### Set problem
Find each line containing the string "days". Copy it.

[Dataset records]
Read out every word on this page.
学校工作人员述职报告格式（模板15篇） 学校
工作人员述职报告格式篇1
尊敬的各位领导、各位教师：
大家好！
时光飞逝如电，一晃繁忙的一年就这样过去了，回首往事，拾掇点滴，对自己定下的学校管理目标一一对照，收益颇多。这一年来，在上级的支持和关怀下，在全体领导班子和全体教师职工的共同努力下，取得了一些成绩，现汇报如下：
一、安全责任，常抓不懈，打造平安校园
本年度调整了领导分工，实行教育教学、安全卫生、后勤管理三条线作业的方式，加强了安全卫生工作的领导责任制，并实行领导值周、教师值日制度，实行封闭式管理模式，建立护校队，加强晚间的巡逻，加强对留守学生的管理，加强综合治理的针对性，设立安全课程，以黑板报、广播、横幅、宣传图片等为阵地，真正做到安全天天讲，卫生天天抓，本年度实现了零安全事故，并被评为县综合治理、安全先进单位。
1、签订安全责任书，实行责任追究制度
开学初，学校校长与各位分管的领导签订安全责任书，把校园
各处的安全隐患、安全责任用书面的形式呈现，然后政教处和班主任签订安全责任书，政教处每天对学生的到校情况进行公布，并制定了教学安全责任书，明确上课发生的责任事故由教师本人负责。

* * *

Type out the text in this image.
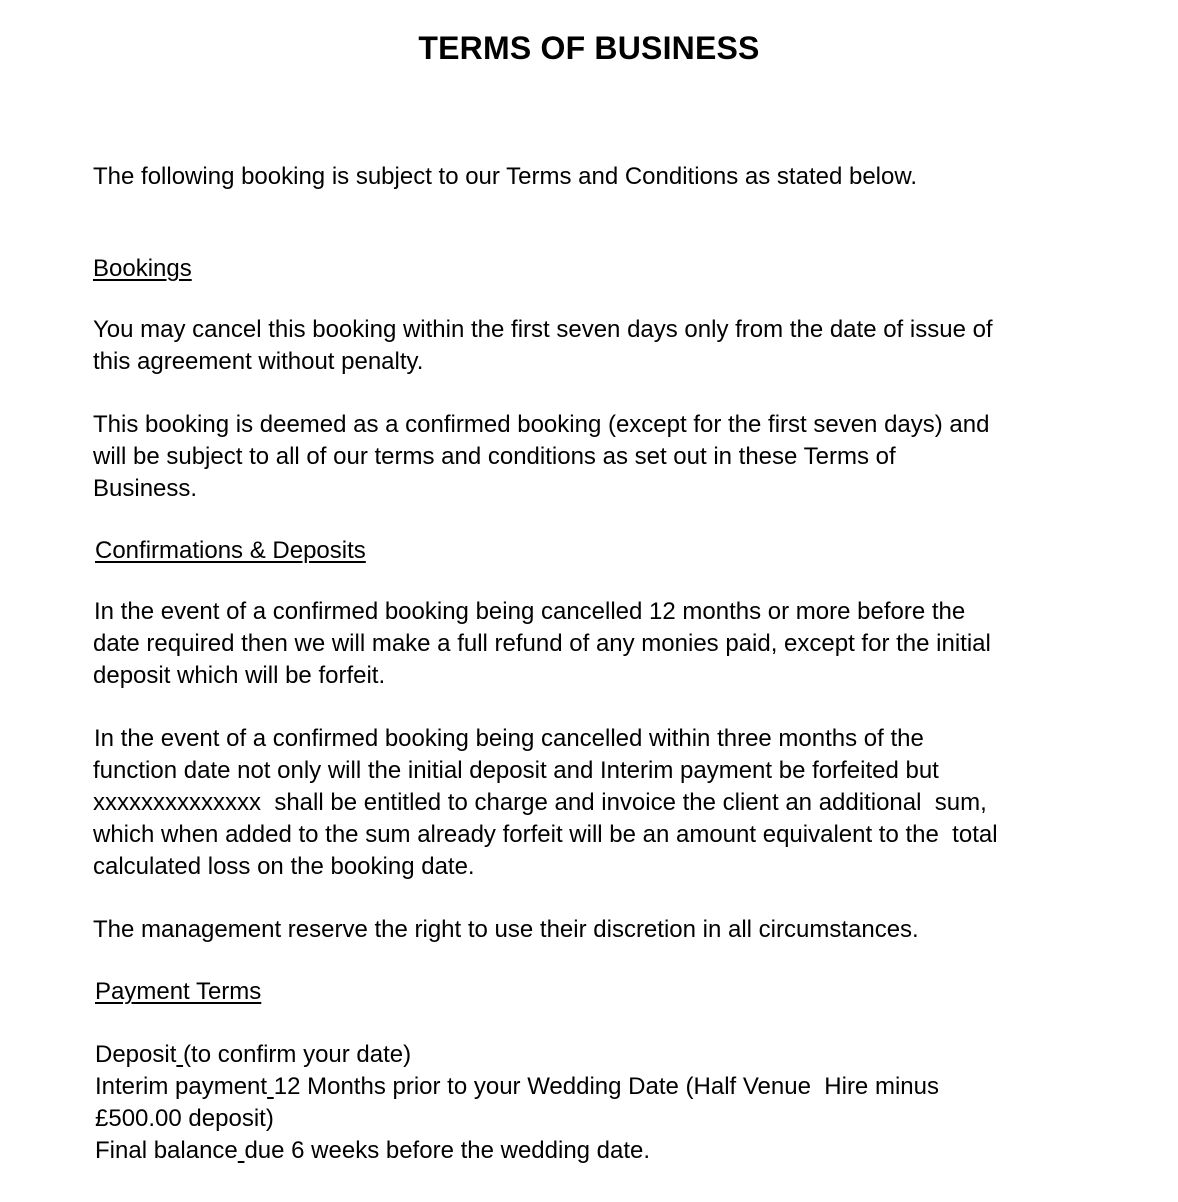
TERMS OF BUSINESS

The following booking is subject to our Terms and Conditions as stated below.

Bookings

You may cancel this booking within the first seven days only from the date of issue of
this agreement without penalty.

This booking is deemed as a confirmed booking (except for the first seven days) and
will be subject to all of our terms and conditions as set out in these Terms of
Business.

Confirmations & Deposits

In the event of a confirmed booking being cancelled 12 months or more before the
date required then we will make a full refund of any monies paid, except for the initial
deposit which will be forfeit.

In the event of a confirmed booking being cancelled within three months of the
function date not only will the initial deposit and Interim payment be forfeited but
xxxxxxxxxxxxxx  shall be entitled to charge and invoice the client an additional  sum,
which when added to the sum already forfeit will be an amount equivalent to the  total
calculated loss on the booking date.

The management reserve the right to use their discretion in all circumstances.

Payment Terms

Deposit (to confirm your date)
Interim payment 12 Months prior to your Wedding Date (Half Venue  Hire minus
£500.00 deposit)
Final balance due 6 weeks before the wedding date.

* * *

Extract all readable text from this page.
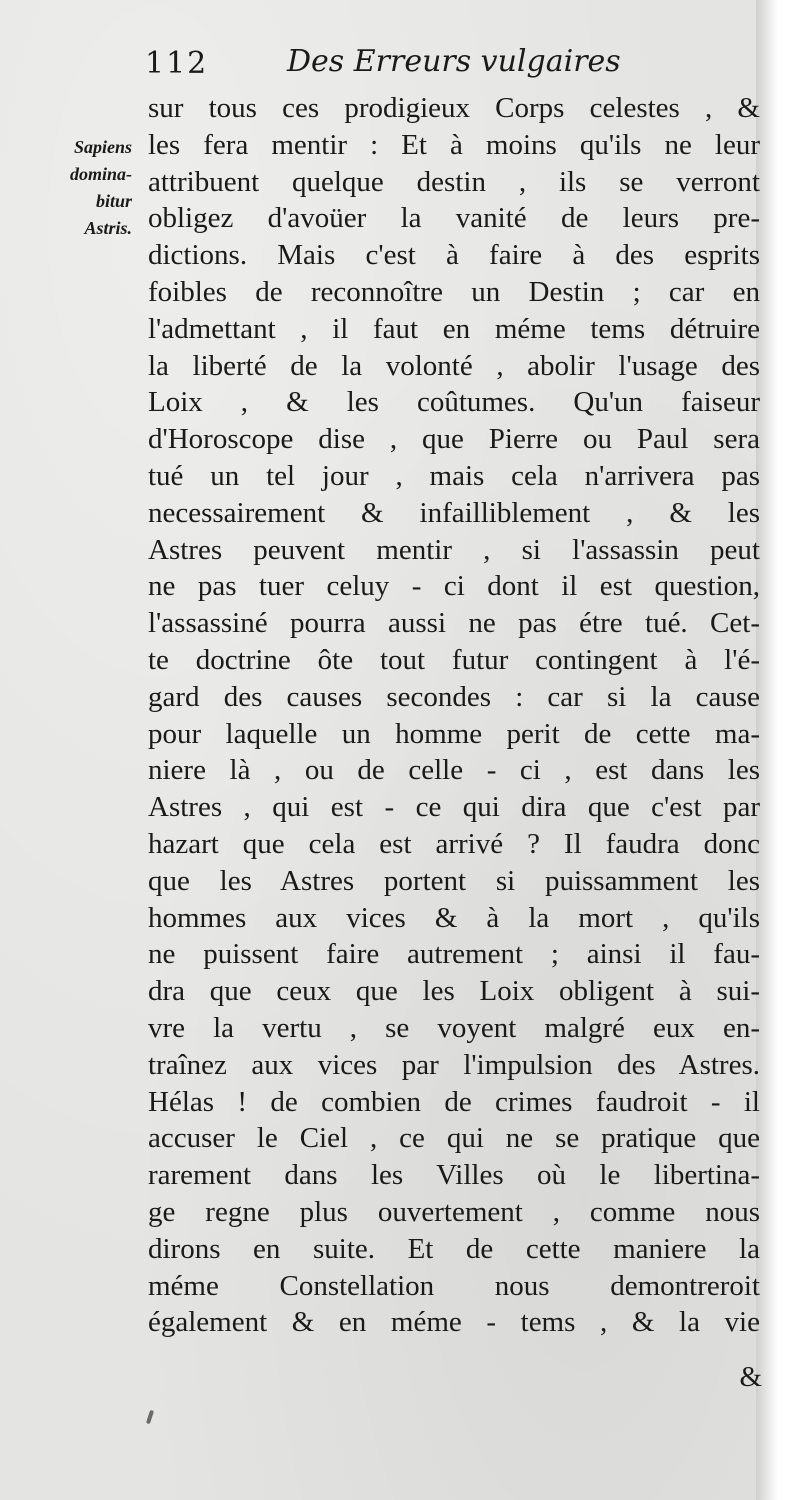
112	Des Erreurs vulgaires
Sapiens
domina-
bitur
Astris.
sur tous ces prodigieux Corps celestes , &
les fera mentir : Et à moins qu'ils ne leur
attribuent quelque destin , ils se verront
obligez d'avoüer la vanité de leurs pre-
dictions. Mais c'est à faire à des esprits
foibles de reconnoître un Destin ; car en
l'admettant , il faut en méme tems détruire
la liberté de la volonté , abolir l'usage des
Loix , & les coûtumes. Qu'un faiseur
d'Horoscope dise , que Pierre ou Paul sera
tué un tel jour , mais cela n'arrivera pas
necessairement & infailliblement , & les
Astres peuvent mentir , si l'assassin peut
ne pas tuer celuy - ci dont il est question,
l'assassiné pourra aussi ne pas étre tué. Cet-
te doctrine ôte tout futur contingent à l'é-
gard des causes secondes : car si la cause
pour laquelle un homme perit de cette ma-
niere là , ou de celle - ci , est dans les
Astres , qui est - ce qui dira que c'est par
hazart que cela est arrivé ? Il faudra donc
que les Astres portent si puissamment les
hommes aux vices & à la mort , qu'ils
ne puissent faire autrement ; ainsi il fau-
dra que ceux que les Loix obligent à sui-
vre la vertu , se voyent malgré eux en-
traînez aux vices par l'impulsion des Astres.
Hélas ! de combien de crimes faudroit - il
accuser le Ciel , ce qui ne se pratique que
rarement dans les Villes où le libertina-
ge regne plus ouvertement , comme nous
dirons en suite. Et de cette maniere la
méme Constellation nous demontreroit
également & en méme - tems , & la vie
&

### Worked solution
You may cancel this booking within the first seven days only from the date of issue of
This booking is deemed as a confirmed booking (except for the first seven days) and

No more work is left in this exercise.